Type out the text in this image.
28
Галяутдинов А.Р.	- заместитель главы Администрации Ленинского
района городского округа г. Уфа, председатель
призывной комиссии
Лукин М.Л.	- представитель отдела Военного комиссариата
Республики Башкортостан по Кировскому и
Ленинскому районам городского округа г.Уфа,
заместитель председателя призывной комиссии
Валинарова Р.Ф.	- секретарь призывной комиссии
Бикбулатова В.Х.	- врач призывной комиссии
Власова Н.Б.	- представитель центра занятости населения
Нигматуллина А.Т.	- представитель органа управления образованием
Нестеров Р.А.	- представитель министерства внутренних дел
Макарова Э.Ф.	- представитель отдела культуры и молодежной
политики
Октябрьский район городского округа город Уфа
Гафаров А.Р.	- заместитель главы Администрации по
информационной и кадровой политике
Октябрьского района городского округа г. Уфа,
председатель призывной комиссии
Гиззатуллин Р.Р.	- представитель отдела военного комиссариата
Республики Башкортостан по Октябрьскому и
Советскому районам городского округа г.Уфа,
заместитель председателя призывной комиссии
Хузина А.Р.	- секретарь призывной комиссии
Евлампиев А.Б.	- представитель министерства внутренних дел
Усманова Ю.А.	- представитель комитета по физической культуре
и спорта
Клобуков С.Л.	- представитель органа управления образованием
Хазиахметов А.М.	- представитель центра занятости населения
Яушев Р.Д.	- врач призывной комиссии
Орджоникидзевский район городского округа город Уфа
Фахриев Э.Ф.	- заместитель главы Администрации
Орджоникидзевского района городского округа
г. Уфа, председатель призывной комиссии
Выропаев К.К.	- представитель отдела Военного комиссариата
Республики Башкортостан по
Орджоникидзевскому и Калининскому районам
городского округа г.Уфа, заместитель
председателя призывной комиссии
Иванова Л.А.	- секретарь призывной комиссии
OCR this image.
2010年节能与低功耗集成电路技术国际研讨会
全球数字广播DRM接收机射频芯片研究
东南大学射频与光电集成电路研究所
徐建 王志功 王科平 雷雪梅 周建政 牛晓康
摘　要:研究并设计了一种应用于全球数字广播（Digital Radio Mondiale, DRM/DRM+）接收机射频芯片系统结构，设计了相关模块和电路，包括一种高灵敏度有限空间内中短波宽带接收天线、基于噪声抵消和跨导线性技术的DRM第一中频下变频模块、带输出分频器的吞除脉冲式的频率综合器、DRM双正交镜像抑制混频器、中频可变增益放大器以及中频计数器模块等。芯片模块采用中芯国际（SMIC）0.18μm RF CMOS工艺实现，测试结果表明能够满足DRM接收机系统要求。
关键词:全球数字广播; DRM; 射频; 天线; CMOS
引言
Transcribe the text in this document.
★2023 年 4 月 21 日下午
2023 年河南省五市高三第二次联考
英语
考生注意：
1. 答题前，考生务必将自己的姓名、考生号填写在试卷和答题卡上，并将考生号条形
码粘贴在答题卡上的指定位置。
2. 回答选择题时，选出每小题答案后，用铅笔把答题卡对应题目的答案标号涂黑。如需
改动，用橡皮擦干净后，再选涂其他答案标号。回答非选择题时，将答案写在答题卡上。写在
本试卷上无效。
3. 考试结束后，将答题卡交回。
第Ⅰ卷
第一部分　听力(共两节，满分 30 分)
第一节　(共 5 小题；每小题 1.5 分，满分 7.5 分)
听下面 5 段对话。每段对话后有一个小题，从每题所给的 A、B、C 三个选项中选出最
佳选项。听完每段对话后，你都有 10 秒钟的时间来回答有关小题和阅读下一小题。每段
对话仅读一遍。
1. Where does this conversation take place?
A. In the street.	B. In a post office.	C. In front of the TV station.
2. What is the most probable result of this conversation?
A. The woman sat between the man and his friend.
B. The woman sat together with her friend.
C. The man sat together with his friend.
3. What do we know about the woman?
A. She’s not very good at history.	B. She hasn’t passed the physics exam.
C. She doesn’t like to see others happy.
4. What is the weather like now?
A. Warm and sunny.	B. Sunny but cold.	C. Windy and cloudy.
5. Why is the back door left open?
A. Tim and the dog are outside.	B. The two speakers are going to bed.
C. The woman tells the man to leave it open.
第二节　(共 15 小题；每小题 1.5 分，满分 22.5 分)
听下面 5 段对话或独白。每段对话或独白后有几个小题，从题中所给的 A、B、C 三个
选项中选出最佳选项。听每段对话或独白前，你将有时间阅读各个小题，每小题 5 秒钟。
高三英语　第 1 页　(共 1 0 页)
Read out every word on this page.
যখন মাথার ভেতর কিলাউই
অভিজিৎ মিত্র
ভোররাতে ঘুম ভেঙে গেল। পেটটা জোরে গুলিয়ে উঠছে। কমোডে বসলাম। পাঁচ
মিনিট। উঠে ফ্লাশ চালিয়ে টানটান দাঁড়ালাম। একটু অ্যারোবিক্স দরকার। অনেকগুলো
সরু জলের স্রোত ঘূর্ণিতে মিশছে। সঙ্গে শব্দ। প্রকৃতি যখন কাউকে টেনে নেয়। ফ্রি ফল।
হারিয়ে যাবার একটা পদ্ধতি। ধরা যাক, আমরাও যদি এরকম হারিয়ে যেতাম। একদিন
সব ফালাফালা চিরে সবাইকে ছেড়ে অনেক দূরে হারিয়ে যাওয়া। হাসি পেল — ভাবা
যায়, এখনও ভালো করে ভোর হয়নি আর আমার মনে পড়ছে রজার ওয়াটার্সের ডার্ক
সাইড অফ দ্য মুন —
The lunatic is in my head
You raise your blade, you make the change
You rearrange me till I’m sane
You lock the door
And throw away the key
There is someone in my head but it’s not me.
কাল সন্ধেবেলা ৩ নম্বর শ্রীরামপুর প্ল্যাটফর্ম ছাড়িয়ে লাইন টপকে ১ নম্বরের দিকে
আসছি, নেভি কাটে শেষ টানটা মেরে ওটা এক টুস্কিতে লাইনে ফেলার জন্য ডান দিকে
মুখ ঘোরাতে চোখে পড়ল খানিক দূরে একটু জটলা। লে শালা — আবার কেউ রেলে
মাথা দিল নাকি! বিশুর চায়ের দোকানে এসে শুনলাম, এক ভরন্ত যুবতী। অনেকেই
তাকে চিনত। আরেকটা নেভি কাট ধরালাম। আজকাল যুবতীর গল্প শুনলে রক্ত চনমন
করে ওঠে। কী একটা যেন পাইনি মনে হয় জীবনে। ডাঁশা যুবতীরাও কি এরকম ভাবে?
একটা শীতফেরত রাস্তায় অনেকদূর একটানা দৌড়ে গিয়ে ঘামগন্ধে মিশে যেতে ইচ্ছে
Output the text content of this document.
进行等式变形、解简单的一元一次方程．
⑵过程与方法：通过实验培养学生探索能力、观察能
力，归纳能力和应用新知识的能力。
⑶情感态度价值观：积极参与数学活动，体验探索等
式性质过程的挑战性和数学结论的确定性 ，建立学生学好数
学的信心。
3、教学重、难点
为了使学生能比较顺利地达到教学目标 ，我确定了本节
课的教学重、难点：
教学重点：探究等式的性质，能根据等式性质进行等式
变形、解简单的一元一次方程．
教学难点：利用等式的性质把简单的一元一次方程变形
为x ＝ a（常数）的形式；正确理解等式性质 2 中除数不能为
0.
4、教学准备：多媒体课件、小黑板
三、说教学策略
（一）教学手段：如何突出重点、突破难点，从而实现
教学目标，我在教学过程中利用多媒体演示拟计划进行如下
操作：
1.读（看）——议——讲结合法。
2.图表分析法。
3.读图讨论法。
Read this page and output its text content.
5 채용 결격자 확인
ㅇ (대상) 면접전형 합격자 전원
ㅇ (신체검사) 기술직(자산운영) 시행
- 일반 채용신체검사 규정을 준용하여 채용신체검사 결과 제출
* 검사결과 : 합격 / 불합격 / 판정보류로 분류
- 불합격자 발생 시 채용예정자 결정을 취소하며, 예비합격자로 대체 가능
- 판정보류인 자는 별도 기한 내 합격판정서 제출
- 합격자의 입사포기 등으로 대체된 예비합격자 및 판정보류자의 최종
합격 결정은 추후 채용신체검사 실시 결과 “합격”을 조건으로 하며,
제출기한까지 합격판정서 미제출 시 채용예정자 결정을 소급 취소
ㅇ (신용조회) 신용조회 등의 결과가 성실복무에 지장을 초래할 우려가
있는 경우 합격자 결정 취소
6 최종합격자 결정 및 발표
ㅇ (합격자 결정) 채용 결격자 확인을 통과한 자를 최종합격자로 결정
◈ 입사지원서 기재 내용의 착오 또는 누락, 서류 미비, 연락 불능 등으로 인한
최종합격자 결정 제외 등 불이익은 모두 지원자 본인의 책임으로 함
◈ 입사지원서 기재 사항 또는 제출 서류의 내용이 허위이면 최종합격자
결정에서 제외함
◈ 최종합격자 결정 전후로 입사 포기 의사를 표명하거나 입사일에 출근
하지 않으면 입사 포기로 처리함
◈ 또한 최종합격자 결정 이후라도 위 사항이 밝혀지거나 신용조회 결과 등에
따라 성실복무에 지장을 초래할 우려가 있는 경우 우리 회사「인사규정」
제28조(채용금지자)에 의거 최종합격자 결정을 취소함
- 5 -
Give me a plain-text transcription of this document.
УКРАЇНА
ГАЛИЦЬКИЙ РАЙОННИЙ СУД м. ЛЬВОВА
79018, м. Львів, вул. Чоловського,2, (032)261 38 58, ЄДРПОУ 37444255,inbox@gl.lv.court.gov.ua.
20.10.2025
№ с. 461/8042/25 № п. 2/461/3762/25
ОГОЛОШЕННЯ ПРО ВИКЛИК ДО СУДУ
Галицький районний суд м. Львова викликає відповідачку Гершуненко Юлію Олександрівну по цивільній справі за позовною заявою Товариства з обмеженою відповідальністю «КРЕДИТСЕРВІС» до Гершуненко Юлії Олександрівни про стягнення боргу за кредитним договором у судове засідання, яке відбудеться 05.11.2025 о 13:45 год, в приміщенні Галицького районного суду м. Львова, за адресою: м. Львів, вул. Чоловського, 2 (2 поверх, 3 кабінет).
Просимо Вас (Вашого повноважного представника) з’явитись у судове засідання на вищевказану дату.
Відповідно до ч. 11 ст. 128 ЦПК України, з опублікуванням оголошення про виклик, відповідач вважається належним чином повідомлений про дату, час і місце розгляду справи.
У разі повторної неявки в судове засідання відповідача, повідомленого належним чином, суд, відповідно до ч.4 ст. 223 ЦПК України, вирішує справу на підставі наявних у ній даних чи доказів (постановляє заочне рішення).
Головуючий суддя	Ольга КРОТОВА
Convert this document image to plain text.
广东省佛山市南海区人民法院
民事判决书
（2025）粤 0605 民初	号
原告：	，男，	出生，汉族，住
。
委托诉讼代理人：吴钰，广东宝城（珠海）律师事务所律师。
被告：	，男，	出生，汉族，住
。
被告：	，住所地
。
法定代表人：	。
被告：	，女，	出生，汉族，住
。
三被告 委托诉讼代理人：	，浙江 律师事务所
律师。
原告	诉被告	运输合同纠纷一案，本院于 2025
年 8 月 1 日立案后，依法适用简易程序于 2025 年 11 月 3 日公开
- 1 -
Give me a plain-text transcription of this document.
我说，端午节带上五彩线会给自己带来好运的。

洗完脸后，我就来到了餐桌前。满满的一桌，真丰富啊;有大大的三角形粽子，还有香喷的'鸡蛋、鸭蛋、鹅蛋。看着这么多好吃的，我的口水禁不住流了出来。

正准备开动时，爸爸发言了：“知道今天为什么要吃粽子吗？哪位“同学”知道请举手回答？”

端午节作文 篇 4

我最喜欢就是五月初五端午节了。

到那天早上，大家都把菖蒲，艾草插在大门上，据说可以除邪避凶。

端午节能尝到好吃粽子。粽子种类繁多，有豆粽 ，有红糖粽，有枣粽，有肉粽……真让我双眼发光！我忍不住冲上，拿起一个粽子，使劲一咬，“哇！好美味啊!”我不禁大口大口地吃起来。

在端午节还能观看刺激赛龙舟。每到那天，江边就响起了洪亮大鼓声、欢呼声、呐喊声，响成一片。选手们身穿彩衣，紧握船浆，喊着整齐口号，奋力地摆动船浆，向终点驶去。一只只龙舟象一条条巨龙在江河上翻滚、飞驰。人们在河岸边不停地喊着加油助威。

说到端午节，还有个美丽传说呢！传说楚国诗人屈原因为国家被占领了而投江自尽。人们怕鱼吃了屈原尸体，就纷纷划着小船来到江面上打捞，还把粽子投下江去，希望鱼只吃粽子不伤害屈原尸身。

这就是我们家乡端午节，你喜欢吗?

+ + + + +

> SET PROBLEM
Pull out every line holding "населения" from the records above, and copy it.

> RESULT FOR THIS EXERCISE
Власова Н.Б.	- представитель центра занятости населения
Хазиахметов А.М.	- представитель центра занятости населения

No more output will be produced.